** CHALLENGE **
Scan the lines below for the string "positive" and copy every one that has it.
■ ■ ■ ■ ■
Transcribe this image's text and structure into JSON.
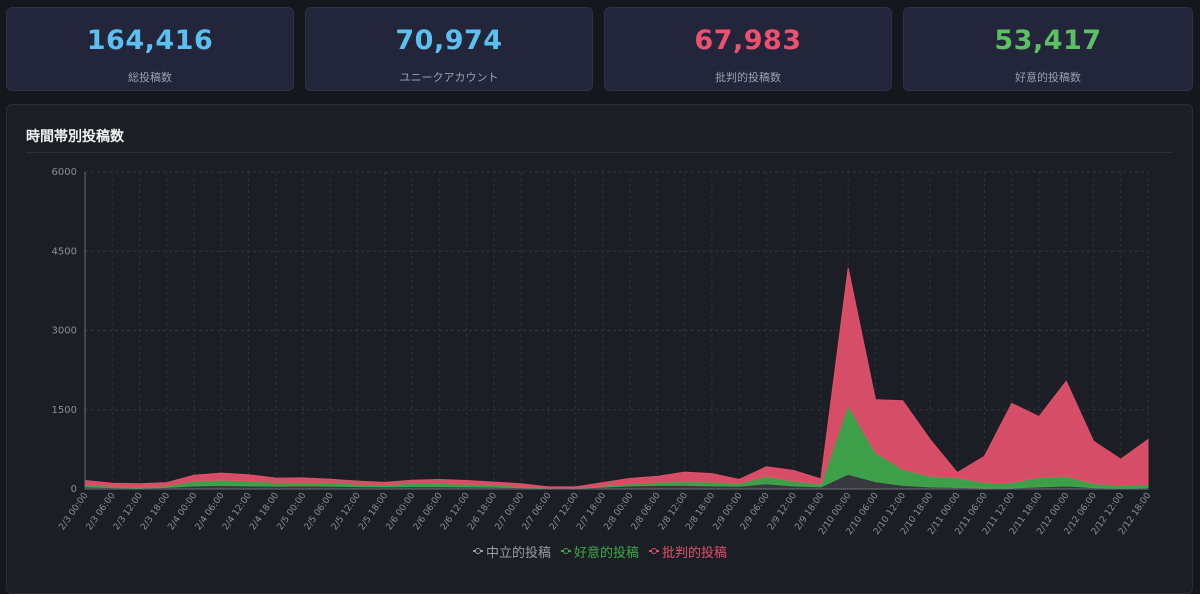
{
  "stats": [
    {
      "value": "164,416",
      "label": "総投稿数",
      "color": "#5bc0f0"
    },
    {
      "value": "70,974",
      "label": "ユニークアカウント",
      "color": "#5bc0f0"
    },
    {
      "value": "67,983",
      "label": "批判的投稿数",
      "color": "#ef5070"
    },
    {
      "value": "53,417",
      "label": "好意的投稿数",
      "color": "#5cc062"
    }
  ],
  "panel": {
    "title": "時間帯別投稿数"
  },
  "colors": {
    "neutral": "#3a3b40",
    "positive": "#3fa84a",
    "negative": "#e0506a",
    "neutral_legend": "#9a9aa0"
  },
  "chart_data": {
    "type": "area",
    "stacked": true,
    "ylim": [
      0,
      6000
    ],
    "yticks": [
      0,
      1500,
      3000,
      4500,
      6000
    ],
    "x_range": [
      "2/3 00:00",
      "2/12 23:00"
    ],
    "x_step_hours": 6,
    "xtick_labels": [
      "2/3 00:00",
      "2/3 06:00",
      "2/3 12:00",
      "2/3 18:00",
      "2/4 00:00",
      "2/4 06:00",
      "2/4 12:00",
      "2/4 18:00",
      "2/5 00:00",
      "2/5 06:00",
      "2/5 12:00",
      "2/5 18:00",
      "2/6 00:00",
      "2/6 06:00",
      "2/6 12:00",
      "2/6 18:00",
      "2/7 00:00",
      "2/7 06:00",
      "2/7 12:00",
      "2/7 18:00",
      "2/8 00:00",
      "2/8 06:00",
      "2/8 12:00",
      "2/8 18:00",
      "2/9 00:00",
      "2/9 06:00",
      "2/9 12:00",
      "2/9 18:00",
      "2/10 00:00",
      "2/10 06:00",
      "2/10 12:00",
      "2/10 18:00",
      "2/11 00:00",
      "2/11 06:00",
      "2/11 12:00",
      "2/11 18:00",
      "2/12 00:00",
      "2/12 06:00",
      "2/12 12:00",
      "2/12 18:00"
    ],
    "grid": true,
    "legend_position": "bottom",
    "series": [
      {
        "name": "中立的投稿",
        "key": "neutral",
        "values": [
          40,
          25,
          20,
          30,
          60,
          70,
          60,
          55,
          60,
          55,
          45,
          40,
          45,
          45,
          40,
          35,
          25,
          15,
          15,
          35,
          60,
          70,
          70,
          60,
          55,
          100,
          60,
          40,
          280,
          140,
          70,
          40,
          30,
          20,
          20,
          40,
          60,
          25,
          15,
          25
        ]
      },
      {
        "name": "好意的投稿",
        "key": "positive",
        "values": [
          40,
          25,
          20,
          30,
          90,
          100,
          90,
          70,
          70,
          60,
          45,
          35,
          60,
          60,
          50,
          40,
          25,
          5,
          5,
          20,
          40,
          60,
          70,
          70,
          50,
          140,
          90,
          50,
          1300,
          550,
          300,
          200,
          180,
          100,
          100,
          180,
          180,
          80,
          50,
          60
        ]
      },
      {
        "name": "批判的投稿",
        "key": "negative",
        "values": [
          80,
          60,
          60,
          60,
          110,
          130,
          120,
          80,
          80,
          70,
          60,
          50,
          60,
          75,
          70,
          55,
          50,
          20,
          20,
          65,
          100,
          110,
          180,
          160,
          75,
          180,
          200,
          100,
          2600,
          1000,
          1300,
          700,
          100,
          500,
          1500,
          1150,
          1800,
          800,
          500,
          850
        ]
      }
    ],
    "note_series_sampled_every": "6h"
  },
  "legend": [
    {
      "label": "中立的投稿",
      "key": "neutral"
    },
    {
      "label": "好意的投稿",
      "key": "positive"
    },
    {
      "label": "批判的投稿",
      "key": "negative"
    }
  ]
}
■ ■ ■ ■ ■
** RESPONSE **
    "positive": "#3fa84a",
        "key": "positive",
      "key": "positive"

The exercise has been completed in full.